Start of SOURCE MATERIAL

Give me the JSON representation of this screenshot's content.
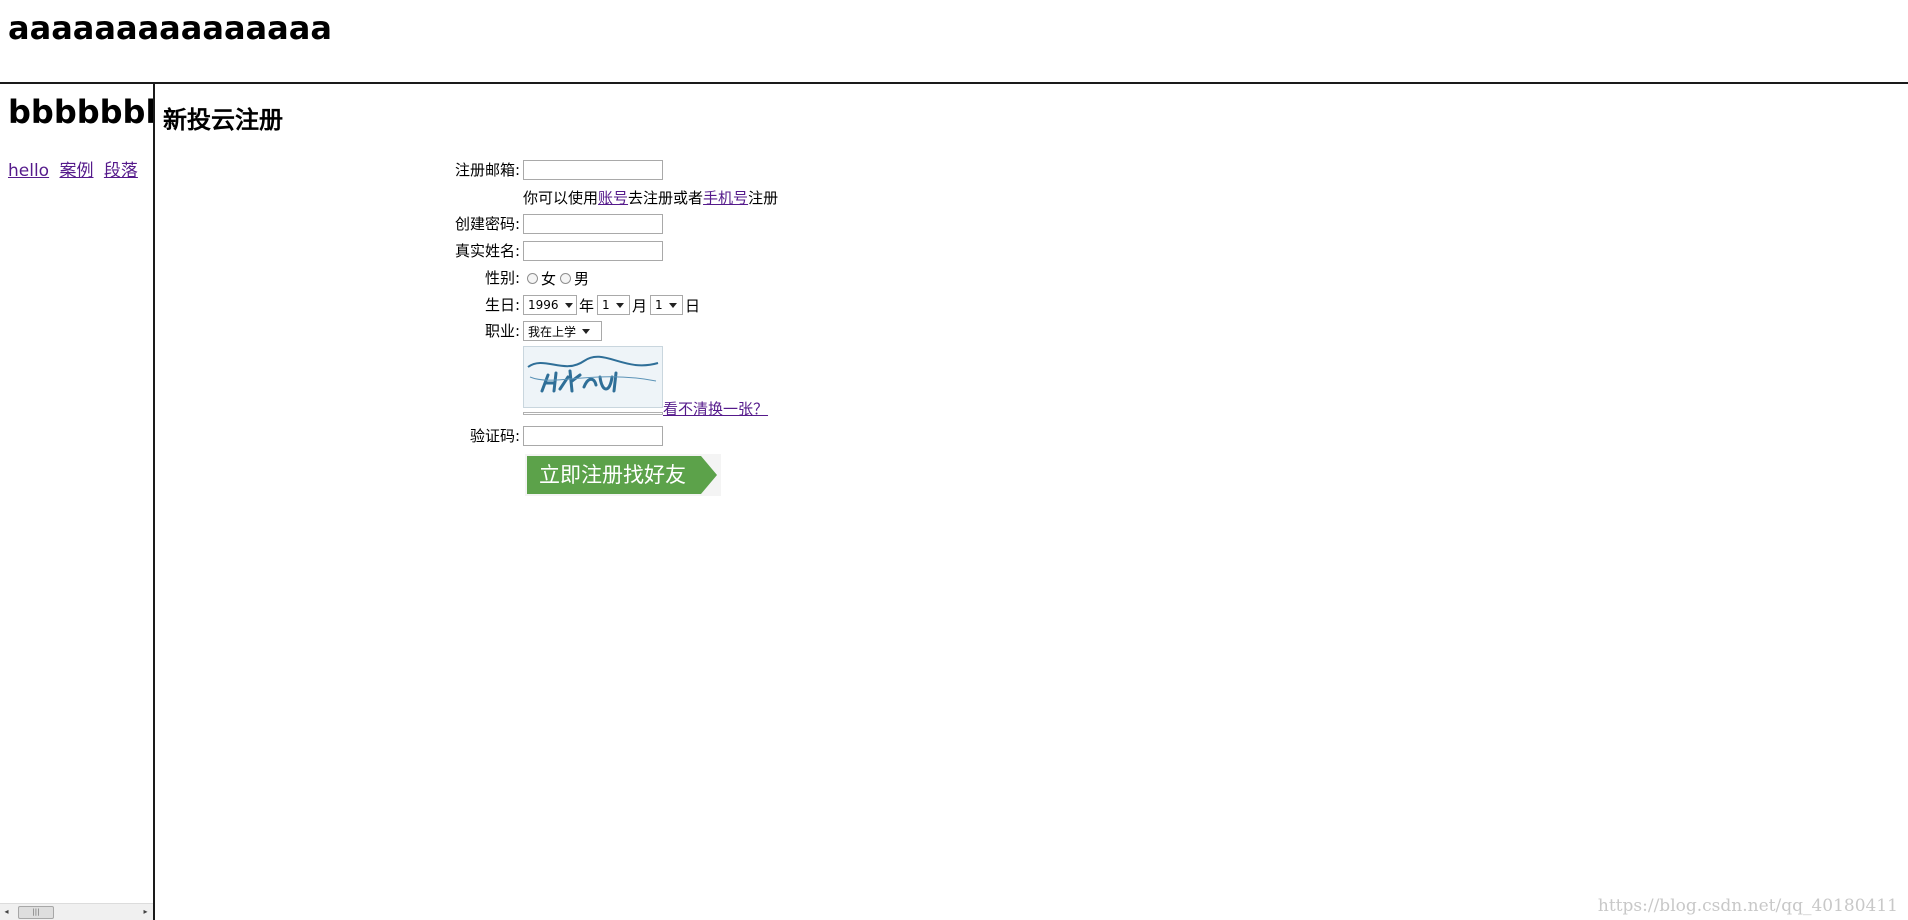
{
  "top_frame": {
    "heading": "aaaaaaaaaaaaaaa"
  },
  "left_frame": {
    "heading": "bbbbbbbbbbbbbbb",
    "links": [
      "hello",
      "案例",
      "段落"
    ]
  },
  "form": {
    "title": "新投云注册",
    "email_label": "注册邮箱:",
    "email_value": "",
    "hint_prefix": "你可以使用",
    "hint_link1": "账号",
    "hint_mid": "去注册或者",
    "hint_link2": "手机号",
    "hint_suffix": "注册",
    "password_label": "创建密码:",
    "password_value": "",
    "name_label": "真实姓名:",
    "name_value": "",
    "gender_label": "性别:",
    "gender_options": [
      "女",
      "男"
    ],
    "birthday_label": "生日:",
    "year_value": "1996",
    "year_unit": "年",
    "month_value": "1",
    "month_unit": "月",
    "day_value": "1",
    "day_unit": "日",
    "job_label": "职业:",
    "job_value": "我在上学",
    "captcha_refresh": "看不清换一张？",
    "captcha_label": "验证码:",
    "captcha_value": "",
    "submit_label": "立即注册找好友"
  },
  "watermark": "https://blog.csdn.net/qq_40180411",
  "colors": {
    "link": "#551a8b",
    "button_green": "#5ca24a",
    "frame_border": "#1a1a1a"
  }
}
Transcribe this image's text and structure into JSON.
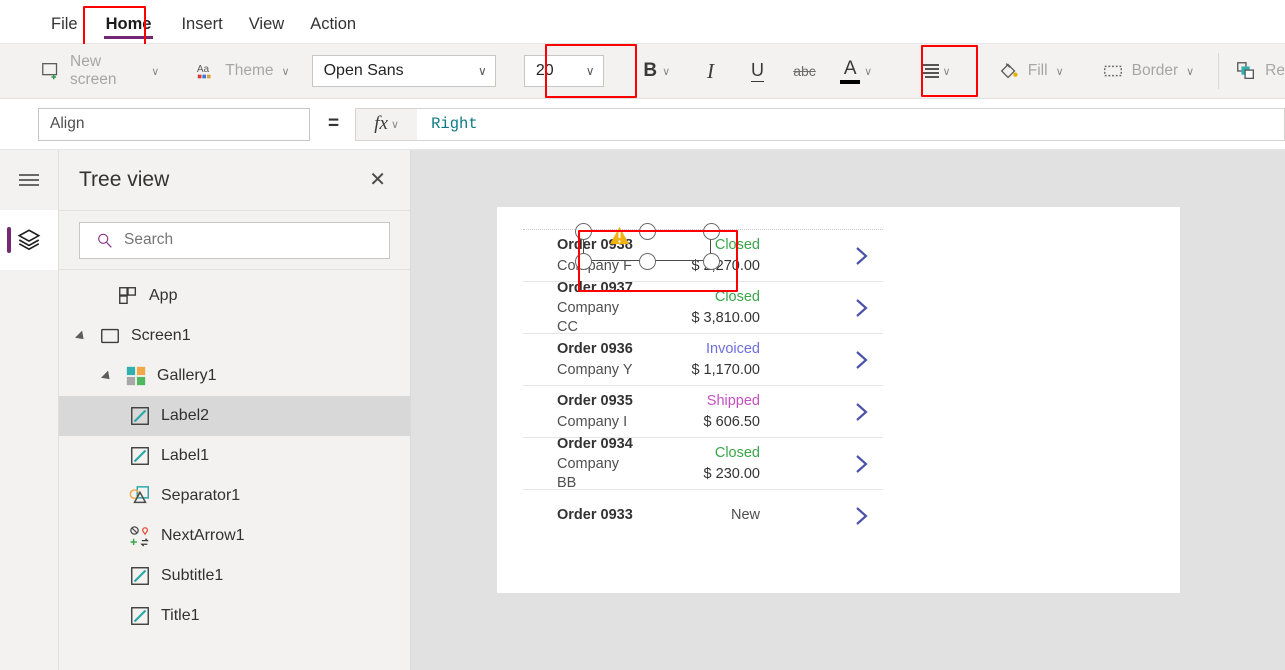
{
  "menu": {
    "tabs": [
      {
        "label": "File",
        "active": false
      },
      {
        "label": "Home",
        "active": true
      },
      {
        "label": "Insert",
        "active": false
      },
      {
        "label": "View",
        "active": false
      },
      {
        "label": "Action",
        "active": false
      }
    ]
  },
  "ribbon": {
    "new_screen_label": "New screen",
    "theme_label": "Theme",
    "font_family_value": "Open Sans",
    "font_size_value": "20",
    "bold_label": "B",
    "italic_label": "I",
    "underline_label": "U",
    "strikethrough_label": "abc",
    "font_color_label": "A",
    "align_icon_name": "align-right-icon",
    "fill_label": "Fill",
    "border_label": "Border",
    "reorder_label": "Re"
  },
  "formula_bar": {
    "property_value": "Align",
    "equals": "=",
    "fx_label": "fx",
    "formula_value": "Right"
  },
  "tree_view": {
    "title": "Tree view",
    "close_label": "✕",
    "search_placeholder": "Search",
    "search_value": "",
    "items": [
      {
        "label": "App",
        "depth": 0,
        "icon": "app-icon",
        "caret": false,
        "selected": false
      },
      {
        "label": "Screen1",
        "depth": 0,
        "icon": "screen-icon",
        "caret": true,
        "selected": false
      },
      {
        "label": "Gallery1",
        "depth": 1,
        "icon": "gallery-icon",
        "caret": true,
        "selected": false
      },
      {
        "label": "Label2",
        "depth": 2,
        "icon": "label-icon",
        "caret": false,
        "selected": true
      },
      {
        "label": "Label1",
        "depth": 2,
        "icon": "label-icon",
        "caret": false,
        "selected": false
      },
      {
        "label": "Separator1",
        "depth": 2,
        "icon": "shapes-icon",
        "caret": false,
        "selected": false
      },
      {
        "label": "NextArrow1",
        "depth": 2,
        "icon": "icons-icon",
        "caret": false,
        "selected": false
      },
      {
        "label": "Subtitle1",
        "depth": 2,
        "icon": "label-icon",
        "caret": false,
        "selected": false
      },
      {
        "label": "Title1",
        "depth": 2,
        "icon": "label-icon",
        "caret": false,
        "selected": false
      }
    ]
  },
  "canvas": {
    "gallery_rows": [
      {
        "title": "Order 0938",
        "company": "Company F",
        "status": "Closed",
        "status_color": "#3aa648",
        "amount": "$ 2,270.00",
        "selected": true
      },
      {
        "title": "Order 0937",
        "company": "Company CC",
        "status": "Closed",
        "status_color": "#3aa648",
        "amount": "$ 3,810.00",
        "selected": false
      },
      {
        "title": "Order 0936",
        "company": "Company Y",
        "status": "Invoiced",
        "status_color": "#6e6ee0",
        "amount": "$ 1,170.00",
        "selected": false
      },
      {
        "title": "Order 0935",
        "company": "Company I",
        "status": "Shipped",
        "status_color": "#c551c0",
        "amount": "$ 606.50",
        "selected": false
      },
      {
        "title": "Order 0934",
        "company": "Company BB",
        "status": "Closed",
        "status_color": "#3aa648",
        "amount": "$ 230.00",
        "selected": false
      },
      {
        "title": "Order 0933",
        "company": "",
        "status": "New",
        "status_color": "#4f4f4f",
        "amount": "",
        "selected": false
      }
    ]
  },
  "annotations": {
    "highlight_color": "#ff0000",
    "boxes": [
      "home-tab",
      "font-size-combo",
      "align-button",
      "selected-label"
    ]
  }
}
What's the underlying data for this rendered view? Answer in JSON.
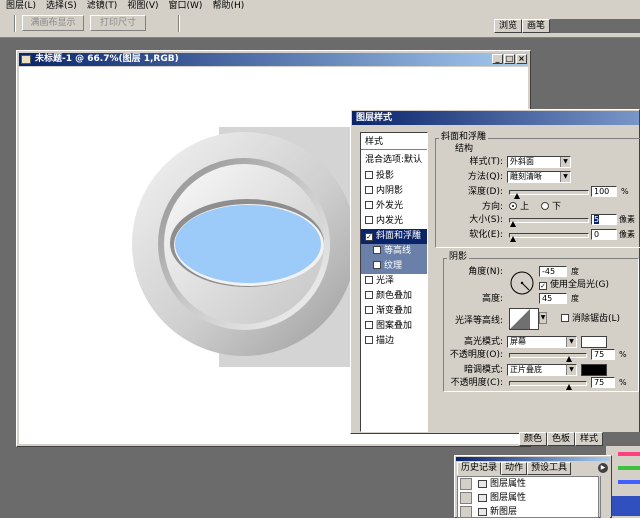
{
  "menubar": [
    "图层(L)",
    "选择(S)",
    "滤镜(T)",
    "视图(V)",
    "窗口(W)",
    "帮助(H)"
  ],
  "options_bar": {
    "fill_screen": "满画布显示",
    "print_size": "打印尺寸"
  },
  "palette_tabs": [
    "浏览",
    "画笔"
  ],
  "document": {
    "title": "未标题-1 @ 66.7%(图层 1,RGB)",
    "minimize": "_",
    "maximize": "□",
    "close": "×"
  },
  "dialog": {
    "title": "图层样式",
    "styles_header": "样式",
    "blend_options": "混合选项:默认",
    "style_items": [
      {
        "label": "投影",
        "checked": false
      },
      {
        "label": "内阴影",
        "checked": false
      },
      {
        "label": "外发光",
        "checked": false
      },
      {
        "label": "内发光",
        "checked": false
      },
      {
        "label": "斜面和浮雕",
        "checked": true
      },
      {
        "label": "等高线",
        "checked": false
      },
      {
        "label": "纹理",
        "checked": false
      },
      {
        "label": "光泽",
        "checked": false
      },
      {
        "label": "颜色叠加",
        "checked": false
      },
      {
        "label": "渐变叠加",
        "checked": false
      },
      {
        "label": "图案叠加",
        "checked": false
      },
      {
        "label": "描边",
        "checked": false
      }
    ],
    "bevel": {
      "section_title": "斜面和浮雕",
      "structure_title": "结构",
      "style_label": "样式(T):",
      "style_value": "外斜面",
      "technique_label": "方法(Q):",
      "technique_value": "雕刻清晰",
      "depth_label": "深度(D):",
      "depth_value": "100",
      "depth_unit": "%",
      "direction_label": "方向:",
      "direction_up": "上",
      "direction_down": "下",
      "size_label": "大小(S):",
      "size_value": "5",
      "size_unit": "像素",
      "soften_label": "软化(E):",
      "soften_value": "0",
      "soften_unit": "像素"
    },
    "shading": {
      "title": "阴影",
      "angle_label": "角度(N):",
      "angle_value": "-45",
      "angle_unit": "度",
      "global_light": "使用全局光(G)",
      "altitude_label": "高度:",
      "altitude_value": "45",
      "altitude_unit": "度",
      "gloss_label": "光泽等高线:",
      "antialias": "消除锯齿(L)",
      "highlight_label": "高光模式:",
      "highlight_mode": "屏幕",
      "highlight_color": "#ffffff",
      "hl_opacity_label": "不透明度(O):",
      "hl_opacity_value": "75",
      "shadow_label": "暗调模式:",
      "shadow_mode": "正片叠底",
      "shadow_color": "#000000",
      "sh_opacity_label": "不透明度(C):",
      "sh_opacity_value": "75",
      "pct": "%"
    }
  },
  "bottom_tabs": [
    "颜色",
    "色板",
    "样式"
  ],
  "history": {
    "tabs": [
      "历史记录",
      "动作",
      "预设工具"
    ],
    "items": [
      "图层属性",
      "图层属性",
      "新图层"
    ]
  }
}
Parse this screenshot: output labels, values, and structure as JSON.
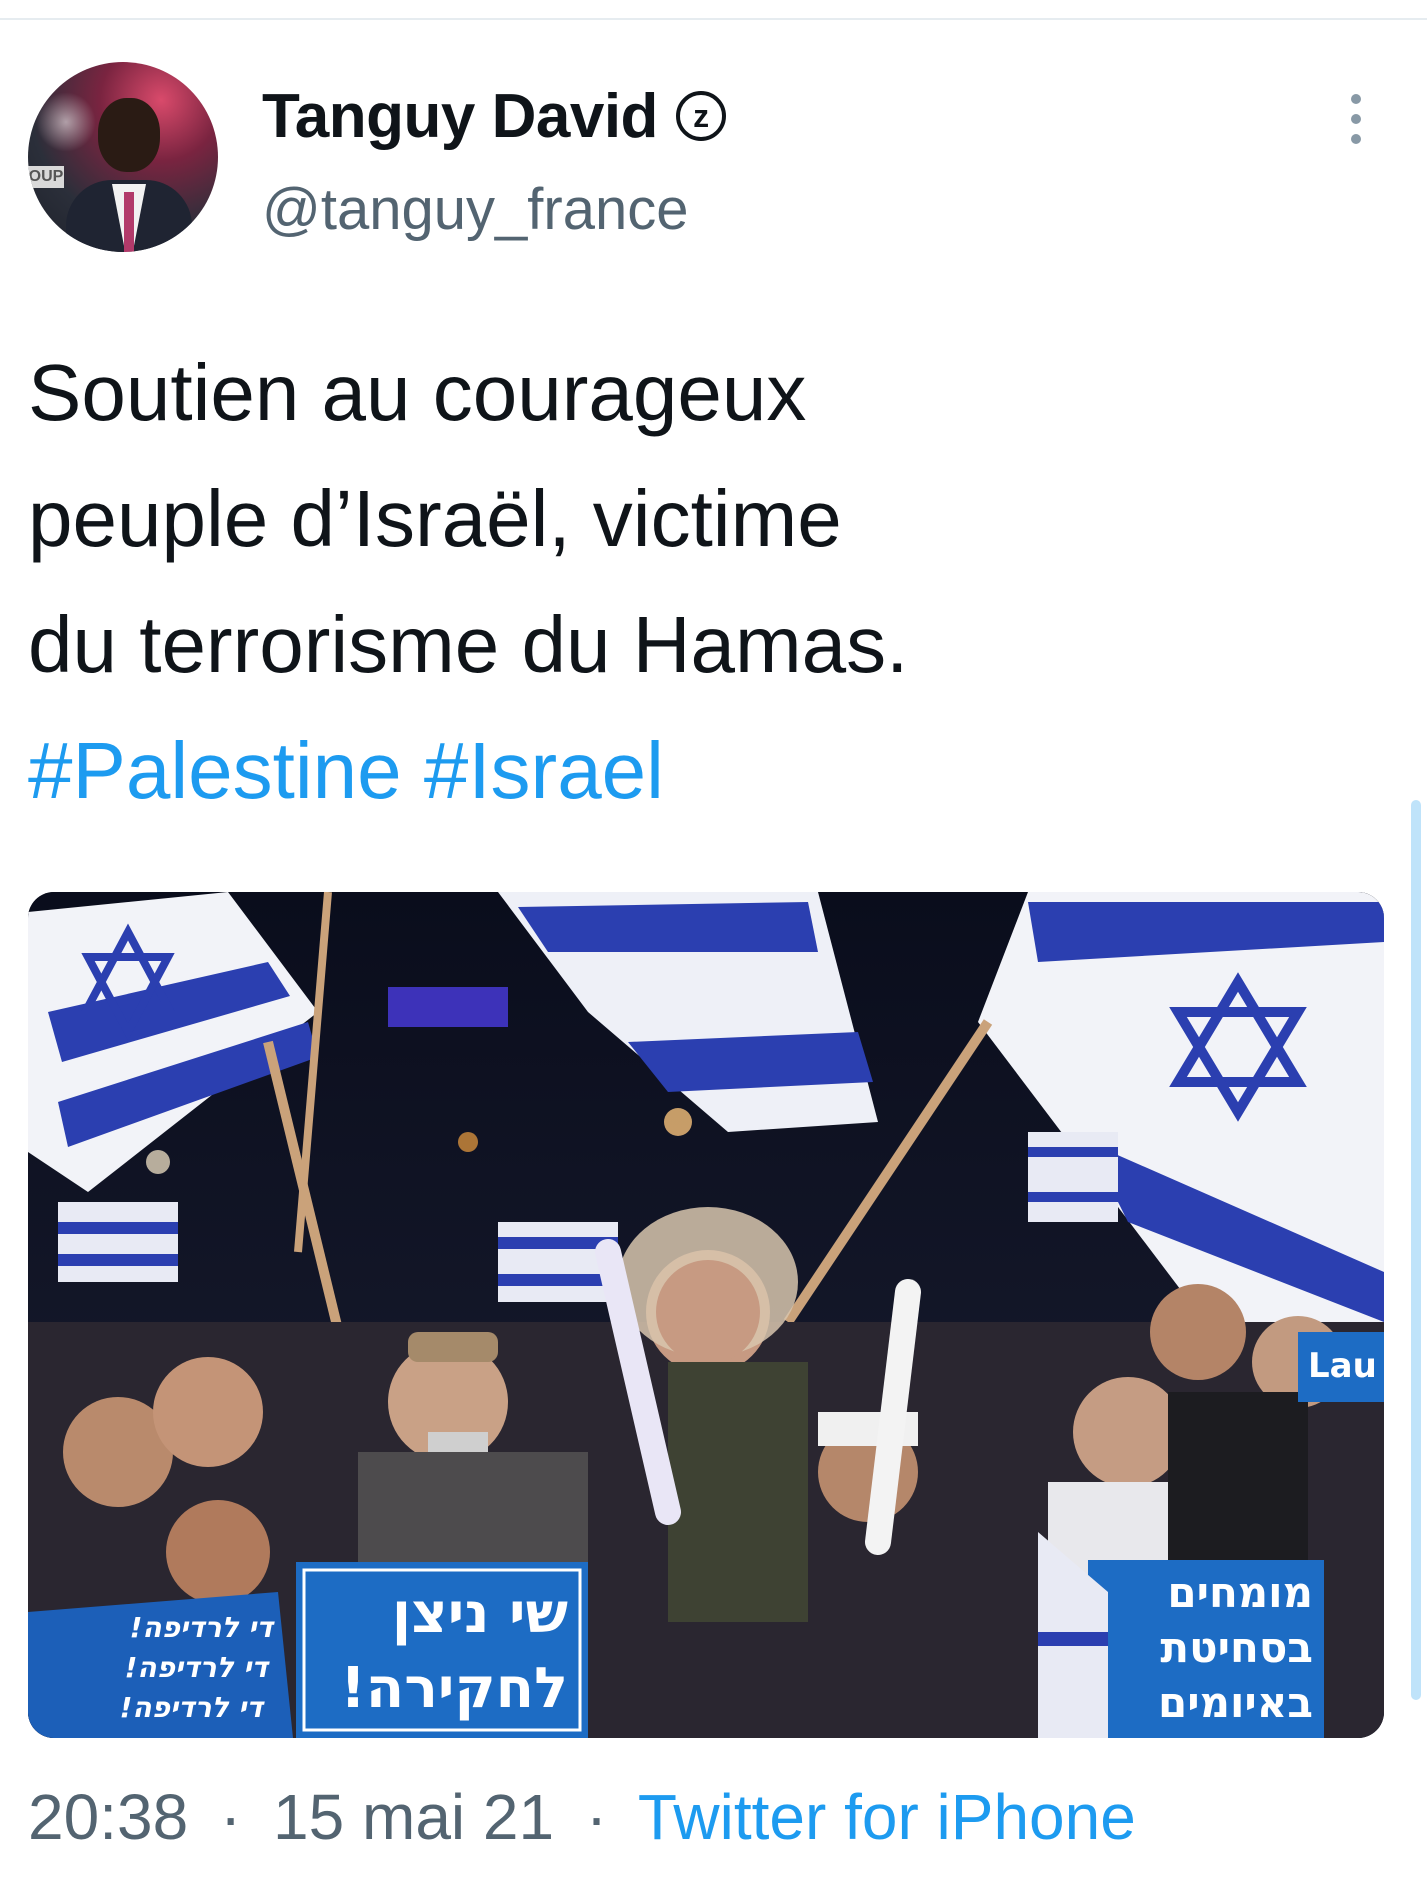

End of SOURCE MATERIAL

### WHAT THE EXERCISE ASKS
Locate each line containing the string "icon" and show it.

### EXPECTED OUTPUT
    "align_icon_name": "align-right-icon",
        "icon": "app-icon",
        "icon": "screen-icon",
        "icon": "gallery-icon",
        "icon": "label-icon",
        "icon": "label-icon",
        "icon": "shapes-icon",
        "icon": "icons-icon",
        "icon": "label-icon",
        "icon": "label-icon",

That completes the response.